■ Written request ■
The listing below is the input. Say how many of its lines contain "this", giving the number alone.

■ Records shown ■
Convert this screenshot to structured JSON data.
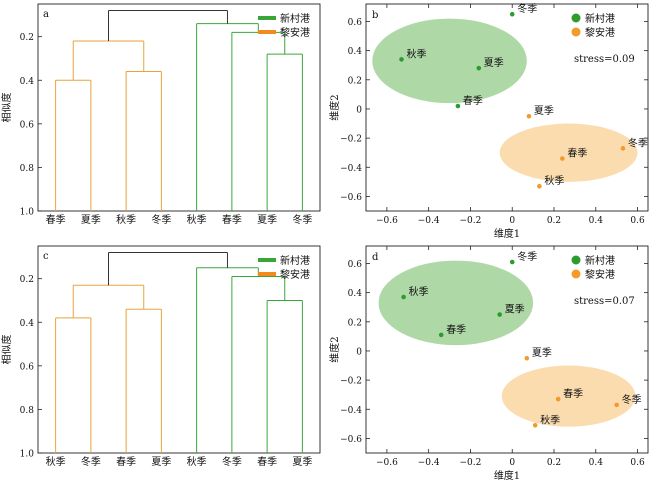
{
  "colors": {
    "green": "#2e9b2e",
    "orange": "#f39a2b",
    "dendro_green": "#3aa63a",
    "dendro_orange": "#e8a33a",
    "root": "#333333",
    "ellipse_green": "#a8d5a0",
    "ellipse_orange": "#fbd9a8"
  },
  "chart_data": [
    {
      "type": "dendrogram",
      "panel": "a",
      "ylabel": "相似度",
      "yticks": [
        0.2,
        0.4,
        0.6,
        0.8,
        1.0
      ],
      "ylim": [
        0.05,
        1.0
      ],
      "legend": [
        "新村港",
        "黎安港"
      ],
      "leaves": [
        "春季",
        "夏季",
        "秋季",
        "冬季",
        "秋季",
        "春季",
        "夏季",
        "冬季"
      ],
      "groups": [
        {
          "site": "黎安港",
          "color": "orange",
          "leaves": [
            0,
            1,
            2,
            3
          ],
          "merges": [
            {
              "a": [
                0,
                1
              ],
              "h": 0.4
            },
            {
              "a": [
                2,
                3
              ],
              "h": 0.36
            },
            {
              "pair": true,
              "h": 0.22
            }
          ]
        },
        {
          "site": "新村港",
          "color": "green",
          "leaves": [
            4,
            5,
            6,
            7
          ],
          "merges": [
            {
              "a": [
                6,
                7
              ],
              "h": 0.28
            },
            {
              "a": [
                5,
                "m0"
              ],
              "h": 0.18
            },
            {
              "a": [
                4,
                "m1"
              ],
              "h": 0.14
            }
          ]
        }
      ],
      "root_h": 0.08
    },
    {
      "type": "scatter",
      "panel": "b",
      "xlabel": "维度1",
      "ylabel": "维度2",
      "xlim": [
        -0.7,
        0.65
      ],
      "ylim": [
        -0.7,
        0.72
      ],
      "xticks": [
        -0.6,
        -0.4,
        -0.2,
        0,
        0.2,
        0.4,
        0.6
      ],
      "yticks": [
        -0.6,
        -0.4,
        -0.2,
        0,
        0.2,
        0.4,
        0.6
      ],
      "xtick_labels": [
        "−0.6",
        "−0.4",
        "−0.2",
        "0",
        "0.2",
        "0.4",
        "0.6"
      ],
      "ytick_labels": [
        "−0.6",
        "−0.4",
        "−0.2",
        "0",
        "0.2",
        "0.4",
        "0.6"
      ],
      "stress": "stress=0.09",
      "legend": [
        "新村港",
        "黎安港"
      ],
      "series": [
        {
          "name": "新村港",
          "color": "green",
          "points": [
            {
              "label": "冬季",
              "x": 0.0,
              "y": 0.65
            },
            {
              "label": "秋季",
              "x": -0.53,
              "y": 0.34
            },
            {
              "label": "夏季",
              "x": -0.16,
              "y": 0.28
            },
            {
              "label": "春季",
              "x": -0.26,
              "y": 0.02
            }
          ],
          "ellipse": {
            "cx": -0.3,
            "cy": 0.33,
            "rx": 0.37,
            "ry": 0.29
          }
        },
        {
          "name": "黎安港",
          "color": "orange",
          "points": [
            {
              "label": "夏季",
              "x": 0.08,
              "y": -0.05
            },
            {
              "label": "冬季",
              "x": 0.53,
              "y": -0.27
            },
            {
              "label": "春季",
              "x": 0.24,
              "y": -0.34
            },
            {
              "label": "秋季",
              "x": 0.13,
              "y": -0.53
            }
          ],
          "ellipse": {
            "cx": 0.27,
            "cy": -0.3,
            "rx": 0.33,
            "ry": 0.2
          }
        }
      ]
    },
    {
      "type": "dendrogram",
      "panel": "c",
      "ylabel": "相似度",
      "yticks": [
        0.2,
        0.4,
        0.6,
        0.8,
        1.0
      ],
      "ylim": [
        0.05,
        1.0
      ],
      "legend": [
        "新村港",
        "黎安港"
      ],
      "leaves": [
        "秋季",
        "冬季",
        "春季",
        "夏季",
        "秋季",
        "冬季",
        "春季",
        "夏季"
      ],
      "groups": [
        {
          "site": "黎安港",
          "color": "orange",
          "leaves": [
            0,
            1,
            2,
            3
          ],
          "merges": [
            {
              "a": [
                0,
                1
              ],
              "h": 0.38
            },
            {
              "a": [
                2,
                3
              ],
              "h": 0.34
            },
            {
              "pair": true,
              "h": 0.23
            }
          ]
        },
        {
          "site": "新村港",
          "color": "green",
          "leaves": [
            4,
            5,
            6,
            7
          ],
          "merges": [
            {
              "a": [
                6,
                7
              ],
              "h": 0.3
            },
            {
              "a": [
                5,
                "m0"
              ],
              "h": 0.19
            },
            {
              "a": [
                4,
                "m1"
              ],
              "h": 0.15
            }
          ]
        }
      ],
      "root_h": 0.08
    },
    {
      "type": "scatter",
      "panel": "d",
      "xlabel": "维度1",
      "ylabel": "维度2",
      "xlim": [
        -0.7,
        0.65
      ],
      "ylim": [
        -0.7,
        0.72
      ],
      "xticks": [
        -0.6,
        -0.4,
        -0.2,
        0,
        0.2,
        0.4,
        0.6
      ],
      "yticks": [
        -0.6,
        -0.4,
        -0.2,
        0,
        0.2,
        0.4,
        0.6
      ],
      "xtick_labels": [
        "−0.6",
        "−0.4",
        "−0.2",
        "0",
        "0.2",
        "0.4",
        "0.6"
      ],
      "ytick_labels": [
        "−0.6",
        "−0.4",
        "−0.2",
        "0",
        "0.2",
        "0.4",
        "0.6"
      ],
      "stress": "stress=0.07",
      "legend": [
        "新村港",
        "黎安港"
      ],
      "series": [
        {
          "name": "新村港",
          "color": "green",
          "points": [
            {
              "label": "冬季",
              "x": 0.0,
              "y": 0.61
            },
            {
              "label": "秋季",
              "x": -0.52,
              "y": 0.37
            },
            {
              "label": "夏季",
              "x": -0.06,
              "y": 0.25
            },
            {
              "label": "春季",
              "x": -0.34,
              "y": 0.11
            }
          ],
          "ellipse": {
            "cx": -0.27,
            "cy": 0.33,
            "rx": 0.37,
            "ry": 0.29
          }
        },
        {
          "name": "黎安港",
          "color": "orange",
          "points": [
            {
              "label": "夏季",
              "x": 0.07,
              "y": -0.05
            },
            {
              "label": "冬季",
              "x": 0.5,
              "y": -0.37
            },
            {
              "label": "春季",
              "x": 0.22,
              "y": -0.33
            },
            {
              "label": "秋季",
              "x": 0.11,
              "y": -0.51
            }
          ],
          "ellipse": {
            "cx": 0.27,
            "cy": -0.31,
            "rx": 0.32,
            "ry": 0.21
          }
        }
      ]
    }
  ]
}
* * *
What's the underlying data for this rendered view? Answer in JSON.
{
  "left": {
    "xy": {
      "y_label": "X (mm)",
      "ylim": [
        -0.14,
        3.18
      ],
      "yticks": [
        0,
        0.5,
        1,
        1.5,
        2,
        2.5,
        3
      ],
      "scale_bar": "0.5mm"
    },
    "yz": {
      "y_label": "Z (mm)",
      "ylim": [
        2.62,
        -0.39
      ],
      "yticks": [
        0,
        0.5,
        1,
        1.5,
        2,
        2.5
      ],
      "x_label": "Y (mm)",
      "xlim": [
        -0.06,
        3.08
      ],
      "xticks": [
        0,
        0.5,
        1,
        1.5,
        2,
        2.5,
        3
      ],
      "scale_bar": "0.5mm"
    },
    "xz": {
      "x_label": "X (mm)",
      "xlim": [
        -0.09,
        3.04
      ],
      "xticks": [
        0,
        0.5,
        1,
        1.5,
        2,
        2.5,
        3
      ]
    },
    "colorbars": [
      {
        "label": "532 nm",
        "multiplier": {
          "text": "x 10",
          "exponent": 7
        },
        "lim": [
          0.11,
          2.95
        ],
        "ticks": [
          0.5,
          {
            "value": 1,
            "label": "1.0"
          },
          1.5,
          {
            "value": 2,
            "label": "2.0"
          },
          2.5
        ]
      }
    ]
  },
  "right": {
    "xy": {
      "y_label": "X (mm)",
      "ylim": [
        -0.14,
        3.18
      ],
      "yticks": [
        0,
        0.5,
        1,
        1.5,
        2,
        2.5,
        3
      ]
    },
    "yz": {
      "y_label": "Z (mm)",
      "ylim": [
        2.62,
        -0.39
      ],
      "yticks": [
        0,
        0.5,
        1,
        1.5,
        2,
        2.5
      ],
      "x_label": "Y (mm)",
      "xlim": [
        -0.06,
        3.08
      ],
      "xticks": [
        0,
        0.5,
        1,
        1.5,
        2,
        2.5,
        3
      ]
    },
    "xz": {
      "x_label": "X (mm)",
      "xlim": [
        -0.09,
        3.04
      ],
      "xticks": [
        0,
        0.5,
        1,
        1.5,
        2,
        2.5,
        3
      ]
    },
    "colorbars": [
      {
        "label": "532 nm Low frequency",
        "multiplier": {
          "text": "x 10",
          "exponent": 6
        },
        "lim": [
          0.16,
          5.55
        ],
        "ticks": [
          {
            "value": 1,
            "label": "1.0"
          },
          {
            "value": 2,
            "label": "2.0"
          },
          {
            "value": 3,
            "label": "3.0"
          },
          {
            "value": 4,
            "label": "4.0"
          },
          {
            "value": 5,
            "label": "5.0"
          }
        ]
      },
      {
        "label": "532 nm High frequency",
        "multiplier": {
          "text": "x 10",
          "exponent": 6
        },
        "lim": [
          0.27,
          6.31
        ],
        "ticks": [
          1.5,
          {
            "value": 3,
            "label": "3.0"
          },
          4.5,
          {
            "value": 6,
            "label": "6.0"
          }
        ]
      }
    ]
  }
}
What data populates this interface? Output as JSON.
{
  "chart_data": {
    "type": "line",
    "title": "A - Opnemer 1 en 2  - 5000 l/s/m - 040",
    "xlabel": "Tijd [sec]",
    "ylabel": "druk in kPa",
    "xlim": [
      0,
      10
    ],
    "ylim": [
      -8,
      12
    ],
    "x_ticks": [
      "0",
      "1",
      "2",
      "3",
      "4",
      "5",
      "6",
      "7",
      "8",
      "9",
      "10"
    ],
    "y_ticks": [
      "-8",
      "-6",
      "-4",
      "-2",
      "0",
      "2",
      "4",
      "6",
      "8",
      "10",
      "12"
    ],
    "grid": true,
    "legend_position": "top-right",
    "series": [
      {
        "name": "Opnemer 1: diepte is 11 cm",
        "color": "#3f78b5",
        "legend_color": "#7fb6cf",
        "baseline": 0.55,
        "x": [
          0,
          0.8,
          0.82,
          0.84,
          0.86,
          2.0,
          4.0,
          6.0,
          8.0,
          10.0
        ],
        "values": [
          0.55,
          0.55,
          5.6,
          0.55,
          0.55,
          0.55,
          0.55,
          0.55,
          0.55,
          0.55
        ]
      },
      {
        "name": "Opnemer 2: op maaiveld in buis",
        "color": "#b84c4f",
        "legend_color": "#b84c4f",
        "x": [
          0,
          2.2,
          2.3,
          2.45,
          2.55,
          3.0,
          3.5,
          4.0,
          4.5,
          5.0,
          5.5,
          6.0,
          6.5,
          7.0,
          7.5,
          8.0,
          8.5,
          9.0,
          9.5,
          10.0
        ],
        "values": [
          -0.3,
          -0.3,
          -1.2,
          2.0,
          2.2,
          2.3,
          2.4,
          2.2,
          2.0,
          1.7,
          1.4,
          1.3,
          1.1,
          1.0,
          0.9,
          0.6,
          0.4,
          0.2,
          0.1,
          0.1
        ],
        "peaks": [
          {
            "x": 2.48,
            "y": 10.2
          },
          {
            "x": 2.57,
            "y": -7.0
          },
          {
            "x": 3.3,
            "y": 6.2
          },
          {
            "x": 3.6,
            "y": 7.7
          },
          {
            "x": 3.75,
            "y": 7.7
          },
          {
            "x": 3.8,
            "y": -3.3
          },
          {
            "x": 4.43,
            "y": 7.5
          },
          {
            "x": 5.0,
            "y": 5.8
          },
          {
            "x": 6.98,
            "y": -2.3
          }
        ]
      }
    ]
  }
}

■ Task output ■
3